──────── Records for the task

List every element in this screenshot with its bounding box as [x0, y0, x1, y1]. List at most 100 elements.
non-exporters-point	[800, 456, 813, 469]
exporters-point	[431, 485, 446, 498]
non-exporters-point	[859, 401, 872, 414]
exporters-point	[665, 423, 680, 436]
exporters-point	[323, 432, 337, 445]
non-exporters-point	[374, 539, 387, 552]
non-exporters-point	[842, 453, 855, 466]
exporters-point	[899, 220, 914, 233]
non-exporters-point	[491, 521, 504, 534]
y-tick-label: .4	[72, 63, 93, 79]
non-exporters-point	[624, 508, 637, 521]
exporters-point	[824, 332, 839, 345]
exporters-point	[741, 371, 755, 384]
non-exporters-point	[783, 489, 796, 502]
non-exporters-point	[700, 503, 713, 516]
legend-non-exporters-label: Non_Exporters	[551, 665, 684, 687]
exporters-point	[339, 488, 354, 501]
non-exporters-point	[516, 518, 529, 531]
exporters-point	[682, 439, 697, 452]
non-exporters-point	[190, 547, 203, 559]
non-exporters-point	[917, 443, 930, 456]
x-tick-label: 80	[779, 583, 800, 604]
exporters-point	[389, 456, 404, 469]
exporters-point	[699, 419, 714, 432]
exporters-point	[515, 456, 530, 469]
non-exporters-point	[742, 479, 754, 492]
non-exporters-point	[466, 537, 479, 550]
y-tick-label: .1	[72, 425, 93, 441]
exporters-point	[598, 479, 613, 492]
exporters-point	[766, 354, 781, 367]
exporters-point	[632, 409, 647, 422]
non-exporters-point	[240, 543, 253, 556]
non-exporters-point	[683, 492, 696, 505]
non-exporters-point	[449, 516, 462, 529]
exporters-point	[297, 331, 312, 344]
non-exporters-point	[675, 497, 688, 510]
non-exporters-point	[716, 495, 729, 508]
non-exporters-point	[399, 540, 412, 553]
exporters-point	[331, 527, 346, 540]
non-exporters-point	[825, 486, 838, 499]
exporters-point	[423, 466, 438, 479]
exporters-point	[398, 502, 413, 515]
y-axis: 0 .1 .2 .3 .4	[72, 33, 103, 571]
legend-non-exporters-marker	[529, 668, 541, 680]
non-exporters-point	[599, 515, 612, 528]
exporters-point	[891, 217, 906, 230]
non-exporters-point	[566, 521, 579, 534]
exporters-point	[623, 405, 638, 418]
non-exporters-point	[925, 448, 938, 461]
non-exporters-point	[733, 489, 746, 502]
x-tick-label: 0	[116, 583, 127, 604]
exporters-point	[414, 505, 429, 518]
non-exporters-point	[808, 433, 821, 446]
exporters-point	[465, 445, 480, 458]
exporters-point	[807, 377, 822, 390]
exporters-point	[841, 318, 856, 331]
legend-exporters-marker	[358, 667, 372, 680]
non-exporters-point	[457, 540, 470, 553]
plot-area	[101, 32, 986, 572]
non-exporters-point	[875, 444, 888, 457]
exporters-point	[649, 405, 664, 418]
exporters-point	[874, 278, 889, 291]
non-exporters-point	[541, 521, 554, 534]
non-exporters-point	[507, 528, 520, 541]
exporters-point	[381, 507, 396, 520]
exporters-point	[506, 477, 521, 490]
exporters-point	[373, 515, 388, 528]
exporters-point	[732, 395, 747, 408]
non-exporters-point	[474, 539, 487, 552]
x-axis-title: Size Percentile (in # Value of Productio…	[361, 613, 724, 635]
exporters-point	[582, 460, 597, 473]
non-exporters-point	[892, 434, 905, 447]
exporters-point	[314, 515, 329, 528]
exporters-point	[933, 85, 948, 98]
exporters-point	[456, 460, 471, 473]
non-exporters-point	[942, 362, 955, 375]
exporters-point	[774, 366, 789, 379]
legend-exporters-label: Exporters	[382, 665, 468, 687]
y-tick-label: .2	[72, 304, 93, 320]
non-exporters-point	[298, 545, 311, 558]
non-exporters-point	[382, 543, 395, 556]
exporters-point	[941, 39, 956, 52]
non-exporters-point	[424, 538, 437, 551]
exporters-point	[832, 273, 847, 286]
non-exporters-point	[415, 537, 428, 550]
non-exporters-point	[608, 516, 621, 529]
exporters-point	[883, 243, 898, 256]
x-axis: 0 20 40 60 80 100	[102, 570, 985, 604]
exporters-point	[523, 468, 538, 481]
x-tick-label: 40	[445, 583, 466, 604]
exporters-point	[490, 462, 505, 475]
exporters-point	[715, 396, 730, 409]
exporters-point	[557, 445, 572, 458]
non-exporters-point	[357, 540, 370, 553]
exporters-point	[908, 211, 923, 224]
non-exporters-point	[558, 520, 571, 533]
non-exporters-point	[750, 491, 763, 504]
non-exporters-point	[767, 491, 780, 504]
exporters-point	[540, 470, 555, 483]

────────────────

Could you give the whole listing again, substituting "horizontal-tick-label" for every "x-tick-label" and leaving everything else unchanged?

List every element in this screenshot with its bounding box as [x0, y0, x1, y1]. List at most 100 elements.
non-exporters-point	[800, 456, 813, 469]
exporters-point	[431, 485, 446, 498]
non-exporters-point	[859, 401, 872, 414]
exporters-point	[665, 423, 680, 436]
exporters-point	[323, 432, 337, 445]
non-exporters-point	[374, 539, 387, 552]
non-exporters-point	[842, 453, 855, 466]
exporters-point	[899, 220, 914, 233]
non-exporters-point	[491, 521, 504, 534]
y-tick-label: .4	[72, 63, 93, 79]
non-exporters-point	[624, 508, 637, 521]
exporters-point	[824, 332, 839, 345]
exporters-point	[741, 371, 755, 384]
non-exporters-point	[783, 489, 796, 502]
non-exporters-point	[700, 503, 713, 516]
legend-non-exporters-label: Non_Exporters	[551, 665, 684, 687]
exporters-point	[339, 488, 354, 501]
non-exporters-point	[516, 518, 529, 531]
exporters-point	[682, 439, 697, 452]
non-exporters-point	[190, 547, 203, 559]
non-exporters-point	[917, 443, 930, 456]
horizontal-tick-label: 80	[779, 583, 800, 604]
exporters-point	[389, 456, 404, 469]
exporters-point	[699, 419, 714, 432]
exporters-point	[515, 456, 530, 469]
non-exporters-point	[742, 479, 754, 492]
non-exporters-point	[466, 537, 479, 550]
y-tick-label: .1	[72, 425, 93, 441]
exporters-point	[598, 479, 613, 492]
exporters-point	[766, 354, 781, 367]
exporters-point	[632, 409, 647, 422]
non-exporters-point	[240, 543, 253, 556]
non-exporters-point	[683, 492, 696, 505]
non-exporters-point	[449, 516, 462, 529]
exporters-point	[297, 331, 312, 344]
non-exporters-point	[675, 497, 688, 510]
non-exporters-point	[716, 495, 729, 508]
non-exporters-point	[399, 540, 412, 553]
exporters-point	[331, 527, 346, 540]
non-exporters-point	[825, 486, 838, 499]
exporters-point	[423, 466, 438, 479]
exporters-point	[398, 502, 413, 515]
y-axis: 0 .1 .2 .3 .4	[72, 33, 103, 571]
legend-non-exporters-marker	[529, 668, 541, 680]
non-exporters-point	[599, 515, 612, 528]
exporters-point	[891, 217, 906, 230]
non-exporters-point	[566, 521, 579, 534]
exporters-point	[623, 405, 638, 418]
non-exporters-point	[925, 448, 938, 461]
non-exporters-point	[733, 489, 746, 502]
horizontal-tick-label: 0	[116, 583, 127, 604]
exporters-point	[414, 505, 429, 518]
non-exporters-point	[808, 433, 821, 446]
exporters-point	[465, 445, 480, 458]
exporters-point	[807, 377, 822, 390]
exporters-point	[841, 318, 856, 331]
legend-exporters-marker	[358, 667, 372, 680]
non-exporters-point	[457, 540, 470, 553]
plot-area	[101, 32, 986, 572]
non-exporters-point	[875, 444, 888, 457]
exporters-point	[649, 405, 664, 418]
exporters-point	[874, 278, 889, 291]
non-exporters-point	[541, 521, 554, 534]
non-exporters-point	[507, 528, 520, 541]
exporters-point	[381, 507, 396, 520]
exporters-point	[506, 477, 521, 490]
exporters-point	[373, 515, 388, 528]
exporters-point	[732, 395, 747, 408]
non-exporters-point	[474, 539, 487, 552]
x-axis-title: Size Percentile (in # Value of Productio…	[361, 613, 724, 635]
exporters-point	[582, 460, 597, 473]
non-exporters-point	[892, 434, 905, 447]
exporters-point	[314, 515, 329, 528]
exporters-point	[933, 85, 948, 98]
exporters-point	[456, 460, 471, 473]
non-exporters-point	[942, 362, 955, 375]
exporters-point	[774, 366, 789, 379]
legend-exporters-label: Exporters	[382, 665, 468, 687]
y-tick-label: .2	[72, 304, 93, 320]
non-exporters-point	[298, 545, 311, 558]
non-exporters-point	[382, 543, 395, 556]
exporters-point	[941, 39, 956, 52]
non-exporters-point	[424, 538, 437, 551]
exporters-point	[832, 273, 847, 286]
non-exporters-point	[415, 537, 428, 550]
non-exporters-point	[608, 516, 621, 529]
exporters-point	[883, 243, 898, 256]
x-axis: 0 20 40 60 80 100	[102, 570, 985, 604]
exporters-point	[523, 468, 538, 481]
horizontal-tick-label: 40	[445, 583, 466, 604]
exporters-point	[490, 462, 505, 475]
exporters-point	[715, 396, 730, 409]
exporters-point	[557, 445, 572, 458]
non-exporters-point	[357, 540, 370, 553]
exporters-point	[908, 211, 923, 224]
non-exporters-point	[558, 520, 571, 533]
non-exporters-point	[750, 491, 763, 504]
non-exporters-point	[767, 491, 780, 504]
exporters-point	[540, 470, 555, 483]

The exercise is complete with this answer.